:: Short exercise ::
Give the data below again, word for word.

:: Available data ::
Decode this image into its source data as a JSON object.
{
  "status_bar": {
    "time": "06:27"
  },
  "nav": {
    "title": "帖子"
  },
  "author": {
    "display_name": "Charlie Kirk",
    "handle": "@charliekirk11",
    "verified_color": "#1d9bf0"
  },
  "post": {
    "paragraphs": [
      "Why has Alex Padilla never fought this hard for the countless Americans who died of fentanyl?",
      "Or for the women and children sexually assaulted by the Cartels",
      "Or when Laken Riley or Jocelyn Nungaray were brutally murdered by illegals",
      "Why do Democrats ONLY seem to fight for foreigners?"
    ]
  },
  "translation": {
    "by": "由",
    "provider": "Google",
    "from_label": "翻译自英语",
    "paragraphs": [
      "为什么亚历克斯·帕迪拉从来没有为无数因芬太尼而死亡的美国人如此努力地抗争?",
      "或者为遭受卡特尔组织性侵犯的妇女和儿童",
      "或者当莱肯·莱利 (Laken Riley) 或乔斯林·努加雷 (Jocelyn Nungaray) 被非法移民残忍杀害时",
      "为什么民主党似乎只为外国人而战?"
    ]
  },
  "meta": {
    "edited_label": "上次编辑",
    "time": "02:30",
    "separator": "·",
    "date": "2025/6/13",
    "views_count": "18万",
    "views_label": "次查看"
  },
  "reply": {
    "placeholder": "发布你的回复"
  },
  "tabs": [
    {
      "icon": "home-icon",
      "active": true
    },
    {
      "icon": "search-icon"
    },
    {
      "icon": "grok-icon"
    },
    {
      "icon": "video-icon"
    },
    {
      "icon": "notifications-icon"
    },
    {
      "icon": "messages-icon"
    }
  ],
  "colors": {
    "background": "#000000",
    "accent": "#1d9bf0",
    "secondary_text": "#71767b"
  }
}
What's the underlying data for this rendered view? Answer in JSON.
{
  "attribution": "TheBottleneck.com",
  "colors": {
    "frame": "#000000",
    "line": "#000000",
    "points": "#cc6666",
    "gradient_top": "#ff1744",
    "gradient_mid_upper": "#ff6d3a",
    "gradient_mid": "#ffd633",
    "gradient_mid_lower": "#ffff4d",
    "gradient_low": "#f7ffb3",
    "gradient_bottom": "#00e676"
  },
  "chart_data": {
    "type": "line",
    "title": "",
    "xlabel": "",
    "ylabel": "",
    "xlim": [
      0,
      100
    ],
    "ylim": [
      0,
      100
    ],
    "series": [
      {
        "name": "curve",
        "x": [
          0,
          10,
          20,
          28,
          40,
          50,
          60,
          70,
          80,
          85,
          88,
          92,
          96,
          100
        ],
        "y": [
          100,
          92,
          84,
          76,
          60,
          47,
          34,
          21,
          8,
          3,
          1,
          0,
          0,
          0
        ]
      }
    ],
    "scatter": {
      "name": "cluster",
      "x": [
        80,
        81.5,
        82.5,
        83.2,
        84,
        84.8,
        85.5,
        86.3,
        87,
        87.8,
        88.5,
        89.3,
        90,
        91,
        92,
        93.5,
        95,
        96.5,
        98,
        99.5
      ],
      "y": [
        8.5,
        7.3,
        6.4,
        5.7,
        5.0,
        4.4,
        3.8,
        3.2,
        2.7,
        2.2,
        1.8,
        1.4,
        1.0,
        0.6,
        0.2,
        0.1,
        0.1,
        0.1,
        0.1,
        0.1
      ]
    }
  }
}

:: Expected answer ::
Decode this image into its source data as a JSON object.
{
  "status_bar": {
    "time": "06:27"
  },
  "nav": {
    "title": "帖子"
  },
  "author": {
    "display_name": "Charlie Kirk",
    "handle": "@charliekirk11",
    "verified_color": "#1d9bf0"
  },
  "post": {
    "paragraphs": [
      "Why has Alex Padilla never fought this hard for the countless Americans who died of fentanyl?",
      "Or for the women and children sexually assaulted by the Cartels",
      "Or when Laken Riley or Jocelyn Nungaray were brutally murdered by illegals",
      "Why do Democrats ONLY seem to fight for foreigners?"
    ]
  },
  "translation": {
    "by": "由",
    "provider": "Google",
    "from_label": "翻译自英语",
    "paragraphs": [
      "为什么亚历克斯·帕迪拉从来没有为无数因芬太尼而死亡的美国人如此努力地抗争?",
      "或者为遭受卡特尔组织性侵犯的妇女和儿童",
      "或者当莱肯·莱利 (Laken Riley) 或乔斯林·努加雷 (Jocelyn Nungaray) 被非法移民残忍杀害时",
      "为什么民主党似乎只为外国人而战?"
    ]
  },
  "meta": {
    "edited_label": "上次编辑",
    "time": "02:30",
    "separator": "·",
    "date": "2025/6/13",
    "views_count": "18万",
    "views_label": "次查看"
  },
  "reply": {
    "placeholder": "发布你的回复"
  },
  "tabs": [
    {
      "icon": "home-icon",
      "active": true
    },
    {
      "icon": "search-icon"
    },
    {
      "icon": "grok-icon"
    },
    {
      "icon": "video-icon"
    },
    {
      "icon": "notifications-icon"
    },
    {
      "icon": "messages-icon"
    }
  ],
  "colors": {
    "background": "#000000",
    "accent": "#1d9bf0",
    "secondary_text": "#71767b"
  }
}
What's the underlying data for this rendered view? Answer in JSON.
{
  "attribution": "TheBottleneck.com",
  "colors": {
    "frame": "#000000",
    "line": "#000000",
    "points": "#cc6666",
    "gradient_top": "#ff1744",
    "gradient_mid_upper": "#ff6d3a",
    "gradient_mid": "#ffd633",
    "gradient_mid_lower": "#ffff4d",
    "gradient_low": "#f7ffb3",
    "gradient_bottom": "#00e676"
  },
  "chart_data": {
    "type": "line",
    "title": "",
    "xlabel": "",
    "ylabel": "",
    "xlim": [
      0,
      100
    ],
    "ylim": [
      0,
      100
    ],
    "series": [
      {
        "name": "curve",
        "x": [
          0,
          10,
          20,
          28,
          40,
          50,
          60,
          70,
          80,
          85,
          88,
          92,
          96,
          100
        ],
        "y": [
          100,
          92,
          84,
          76,
          60,
          47,
          34,
          21,
          8,
          3,
          1,
          0,
          0,
          0
        ]
      }
    ],
    "scatter": {
      "name": "cluster",
      "x": [
        80,
        81.5,
        82.5,
        83.2,
        84,
        84.8,
        85.5,
        86.3,
        87,
        87.8,
        88.5,
        89.3,
        90,
        91,
        92,
        93.5,
        95,
        96.5,
        98,
        99.5
      ],
      "y": [
        8.5,
        7.3,
        6.4,
        5.7,
        5.0,
        4.4,
        3.8,
        3.2,
        2.7,
        2.2,
        1.8,
        1.4,
        1.0,
        0.6,
        0.2,
        0.1,
        0.1,
        0.1,
        0.1,
        0.1
      ]
    }
  }
}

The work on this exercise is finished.